• Instructions to follow: Convert the lines of every one of the records into a Markdown table with the columns "No." and "Line," numbering each row and leaving out blank lines.

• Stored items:
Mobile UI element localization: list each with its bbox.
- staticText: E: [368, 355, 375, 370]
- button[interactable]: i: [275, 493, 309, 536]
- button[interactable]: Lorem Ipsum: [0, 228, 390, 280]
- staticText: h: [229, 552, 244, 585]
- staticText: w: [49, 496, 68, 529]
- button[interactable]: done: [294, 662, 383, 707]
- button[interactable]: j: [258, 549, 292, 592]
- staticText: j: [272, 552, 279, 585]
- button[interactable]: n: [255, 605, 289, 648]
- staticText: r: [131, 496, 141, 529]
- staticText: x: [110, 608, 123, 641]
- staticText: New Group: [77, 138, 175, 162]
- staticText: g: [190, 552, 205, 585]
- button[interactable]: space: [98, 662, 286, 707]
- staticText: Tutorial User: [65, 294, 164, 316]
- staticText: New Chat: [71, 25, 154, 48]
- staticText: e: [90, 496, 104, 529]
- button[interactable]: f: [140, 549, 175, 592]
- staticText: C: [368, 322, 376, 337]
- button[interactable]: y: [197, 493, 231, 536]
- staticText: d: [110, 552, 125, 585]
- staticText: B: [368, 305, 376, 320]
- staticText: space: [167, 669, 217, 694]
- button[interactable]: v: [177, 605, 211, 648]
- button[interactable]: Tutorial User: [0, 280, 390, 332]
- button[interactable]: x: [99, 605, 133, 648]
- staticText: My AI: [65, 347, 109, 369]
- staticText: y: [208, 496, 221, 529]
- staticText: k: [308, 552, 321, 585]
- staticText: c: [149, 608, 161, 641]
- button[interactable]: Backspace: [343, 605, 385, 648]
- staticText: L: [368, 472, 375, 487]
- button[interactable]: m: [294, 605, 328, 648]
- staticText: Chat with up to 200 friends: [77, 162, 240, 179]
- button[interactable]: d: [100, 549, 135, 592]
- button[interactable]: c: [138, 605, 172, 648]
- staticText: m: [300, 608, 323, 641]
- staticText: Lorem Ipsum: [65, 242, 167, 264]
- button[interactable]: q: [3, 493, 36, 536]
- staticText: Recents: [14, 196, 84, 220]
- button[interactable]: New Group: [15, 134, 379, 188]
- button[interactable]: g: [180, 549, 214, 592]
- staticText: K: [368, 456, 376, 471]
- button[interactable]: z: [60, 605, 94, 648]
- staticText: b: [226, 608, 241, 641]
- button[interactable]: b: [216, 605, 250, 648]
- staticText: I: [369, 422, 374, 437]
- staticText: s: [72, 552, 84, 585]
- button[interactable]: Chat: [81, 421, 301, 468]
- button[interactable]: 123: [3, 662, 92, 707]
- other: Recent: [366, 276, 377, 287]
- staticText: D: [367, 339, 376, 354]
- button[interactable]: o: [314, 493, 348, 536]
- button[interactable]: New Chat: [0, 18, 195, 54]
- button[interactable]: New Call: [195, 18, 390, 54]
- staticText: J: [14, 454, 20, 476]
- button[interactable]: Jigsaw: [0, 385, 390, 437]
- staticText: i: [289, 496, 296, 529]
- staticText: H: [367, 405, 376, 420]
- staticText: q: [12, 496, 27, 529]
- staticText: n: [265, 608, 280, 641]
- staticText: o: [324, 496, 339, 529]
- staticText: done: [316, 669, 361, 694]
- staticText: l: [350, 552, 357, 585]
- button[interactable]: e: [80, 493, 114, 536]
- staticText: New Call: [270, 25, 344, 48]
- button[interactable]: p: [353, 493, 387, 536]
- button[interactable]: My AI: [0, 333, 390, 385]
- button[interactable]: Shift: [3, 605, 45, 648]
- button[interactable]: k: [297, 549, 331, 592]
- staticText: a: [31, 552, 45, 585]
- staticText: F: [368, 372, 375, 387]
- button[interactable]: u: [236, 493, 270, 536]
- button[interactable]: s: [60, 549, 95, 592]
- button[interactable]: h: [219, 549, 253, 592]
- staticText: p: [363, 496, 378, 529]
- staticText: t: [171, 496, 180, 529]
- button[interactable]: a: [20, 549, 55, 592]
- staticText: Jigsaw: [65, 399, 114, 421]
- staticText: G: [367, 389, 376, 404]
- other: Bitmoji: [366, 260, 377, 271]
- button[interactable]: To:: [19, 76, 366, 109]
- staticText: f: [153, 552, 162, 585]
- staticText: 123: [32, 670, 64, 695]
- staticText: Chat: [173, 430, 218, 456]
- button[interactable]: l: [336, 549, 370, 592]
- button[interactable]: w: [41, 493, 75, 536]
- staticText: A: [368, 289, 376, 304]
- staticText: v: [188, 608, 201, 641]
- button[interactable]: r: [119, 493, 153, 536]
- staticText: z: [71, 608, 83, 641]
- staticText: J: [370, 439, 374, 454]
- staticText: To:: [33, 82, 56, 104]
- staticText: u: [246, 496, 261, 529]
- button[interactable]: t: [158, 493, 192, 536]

• Answer to the task:
| No. | Line |
|---|---|
| 1 | Mobile UI element localization: list each with its bbox. |
| 2 | - staticText: E: [368, 355, 375, 370] |
| 3 | - button[interactable]: i: [275, 493, 309, 536] |
| 4 | - button[interactable]: Lorem Ipsum: [0, 228, 390, 280] |
| 5 | - staticText: h: [229, 552, 244, 585] |
| 6 | - staticText: w: [49, 496, 68, 529] |
| 7 | - button[interactable]: done: [294, 662, 383, 707] |
| 8 | - button[interactable]: j: [258, 549, 292, 592] |
| 9 | - staticText: j: [272, 552, 279, 585] |
| 10 | - button[interactable]: n: [255, 605, 289, 648] |
| 11 | - staticText: r: [131, 496, 141, 529] |
| 12 | - staticText: x: [110, 608, 123, 641] |
| 13 | - staticText: New Group: [77, 138, 175, 162] |
| 14 | - staticText: g: [190, 552, 205, 585] |
| 15 | - button[interactable]: space: [98, 662, 286, 707] |
| 16 | - staticText: Tutorial User: [65, 294, 164, 316] |
| 17 | - staticText: New Chat: [71, 25, 154, 48] |
| 18 | - staticText: e: [90, 496, 104, 529] |
| 19 | - button[interactable]: f: [140, 549, 175, 592] |
| 20 | - staticText: C: [368, 322, 376, 337] |
| 21 | - button[interactable]: y: [197, 493, 231, 536] |
| 22 | - staticText: d: [110, 552, 125, 585] |
| 23 | - staticText: B: [368, 305, 376, 320] |
| 24 | - staticText: space: [167, 669, 217, 694] |
| 25 | - button[interactable]: v: [177, 605, 211, 648] |
| 26 | - button[interactable]: Tutorial User: [0, 280, 390, 332] |
| 27 | - button[interactable]: x: [99, 605, 133, 648] |
| 28 | - staticText: My AI: [65, 347, 109, 369] |
| 29 | - staticText: y: [208, 496, 221, 529] |
| 30 | - staticText: k: [308, 552, 321, 585] |
| 31 | - staticText: c: [149, 608, 161, 641] |
| 32 | - button[interactable]: Backspace: [343, 605, 385, 648] |
| 33 | - staticText: L: [368, 472, 375, 487] |
| 34 | - button[interactable]: m: [294, 605, 328, 648] |
| 35 | - staticText: Chat with up to 200 friends: [77, 162, 240, 179] |
| 36 | - button[interactable]: d: [100, 549, 135, 592] |
| 37 | - button[interactable]: c: [138, 605, 172, 648] |
| 38 | - staticText: m: [300, 608, 323, 641] |
| 39 | - staticText: Lorem Ipsum: [65, 242, 167, 264] |
| 40 | - button[interactable]: q: [3, 493, 36, 536] |
| 41 | - staticText: Recents: [14, 196, 84, 220] |
| 42 | - button[interactable]: New Group: [15, 134, 379, 188] |
| 43 | - button[interactable]: g: [180, 549, 214, 592] |
| 44 | - staticText: K: [368, 456, 376, 471] |
| 45 | - button[interactable]: z: [60, 605, 94, 648] |
| 46 | - staticText: b: [226, 608, 241, 641] |
| 47 | - button[interactable]: b: [216, 605, 250, 648] |
| 48 | - staticText: I: [369, 422, 374, 437] |
| 49 | - staticText: s: [72, 552, 84, 585] |
| 50 | - button[interactable]: Chat: [81, 421, 301, 468] |
| 51 | - button[interactable]: 123: [3, 662, 92, 707] |
| 52 | - other: Recent: [366, 276, 377, 287] |
| 53 | - staticText: D: [367, 339, 376, 354] |
| 54 | - button[interactable]: o: [314, 493, 348, 536] |
| 55 | - button[interactable]: New Chat: [0, 18, 195, 54] |
| 56 | - button[interactable]: New Call: [195, 18, 390, 54] |
| 57 | - staticText: J: [14, 454, 20, 476] |
| 58 | - button[interactable]: Jigsaw: [0, 385, 390, 437] |
| 59 | - staticText: i: [289, 496, 296, 529] |
| 60 | - staticText: H: [367, 405, 376, 420] |
| 61 | - staticText: q: [12, 496, 27, 529] |
| 62 | - staticText: n: [265, 608, 280, 641] |
| 63 | - staticText: o: [324, 496, 339, 529] |
| 64 | - staticText: done: [316, 669, 361, 694] |
| 65 | - staticText: l: [350, 552, 357, 585] |
| 66 | - button[interactable]: e: [80, 493, 114, 536] |
| 67 | - staticText: New Call: [270, 25, 344, 48] |
| 68 | - button[interactable]: p: [353, 493, 387, 536] |
| 69 | - button[interactable]: My AI: [0, 333, 390, 385] |
| 70 | - button[interactable]: Shift: [3, 605, 45, 648] |
| 71 | - button[interactable]: k: [297, 549, 331, 592] |
| 72 | - staticText: a: [31, 552, 45, 585] |
| 73 | - staticText: F: [368, 372, 375, 387] |
| 74 | - button[interactable]: u: [236, 493, 270, 536] |
| 75 | - button[interactable]: s: [60, 549, 95, 592] |
| 76 | - button[interactable]: h: [219, 549, 253, 592] |
| 77 | - staticText: p: [363, 496, 378, 529] |
| 78 | - staticText: t: [171, 496, 180, 529] |
| 79 | - button[interactable]: a: [20, 549, 55, 592] |
| 80 | - staticText: Jigsaw: [65, 399, 114, 421] |
| 81 | - staticText: G: [367, 389, 376, 404] |
| 82 | - other: Bitmoji: [366, 260, 377, 271] |
| 83 | - button[interactable]: To:: [19, 76, 366, 109] |
| 84 | - staticText: f: [153, 552, 162, 585] |
| 85 | - staticText: 123: [32, 670, 64, 695] |
| 86 | - staticText: Chat: [173, 430, 218, 456] |
| 87 | - button[interactable]: l: [336, 549, 370, 592] |
| 88 | - button[interactable]: w: [41, 493, 75, 536] |
| 89 | - staticText: A: [368, 289, 376, 304] |
| 90 | - staticText: v: [188, 608, 201, 641] |
| 91 | - button[interactable]: r: [119, 493, 153, 536] |
| 92 | - staticText: z: [71, 608, 83, 641] |
| 93 | - staticText: J: [370, 439, 374, 454] |
| 94 | - staticText: To:: [33, 82, 56, 104] |
| 95 | - staticText: u: [246, 496, 261, 529] |
| 96 | - button[interactable]: t: [158, 493, 192, 536] |